━━━ Records for the task

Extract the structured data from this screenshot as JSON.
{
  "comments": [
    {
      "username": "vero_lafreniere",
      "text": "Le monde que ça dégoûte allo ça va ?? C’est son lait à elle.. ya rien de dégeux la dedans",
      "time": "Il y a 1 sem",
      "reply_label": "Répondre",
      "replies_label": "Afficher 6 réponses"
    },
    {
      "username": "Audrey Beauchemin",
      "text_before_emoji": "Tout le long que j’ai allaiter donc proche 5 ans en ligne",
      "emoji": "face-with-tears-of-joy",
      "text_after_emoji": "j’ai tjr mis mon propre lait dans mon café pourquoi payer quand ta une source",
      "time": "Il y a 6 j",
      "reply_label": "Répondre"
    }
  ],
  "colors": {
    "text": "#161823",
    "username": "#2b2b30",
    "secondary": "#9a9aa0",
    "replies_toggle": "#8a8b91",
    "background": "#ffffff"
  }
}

━━━━━━

* [Requirements]: Using the data above, repeat every line exactly.

* [Output of the task]:
Extract the structured data from this screenshot as JSON.
{
  "comments": [
    {
      "username": "vero_lafreniere",
      "text": "Le monde que ça dégoûte allo ça va ?? C’est son lait à elle.. ya rien de dégeux la dedans",
      "time": "Il y a 1 sem",
      "reply_label": "Répondre",
      "replies_label": "Afficher 6 réponses"
    },
    {
      "username": "Audrey Beauchemin",
      "text_before_emoji": "Tout le long que j’ai allaiter donc proche 5 ans en ligne",
      "emoji": "face-with-tears-of-joy",
      "text_after_emoji": "j’ai tjr mis mon propre lait dans mon café pourquoi payer quand ta une source",
      "time": "Il y a 6 j",
      "reply_label": "Répondre"
    }
  ],
  "colors": {
    "text": "#161823",
    "username": "#2b2b30",
    "secondary": "#9a9aa0",
    "replies_toggle": "#8a8b91",
    "background": "#ffffff"
  }
}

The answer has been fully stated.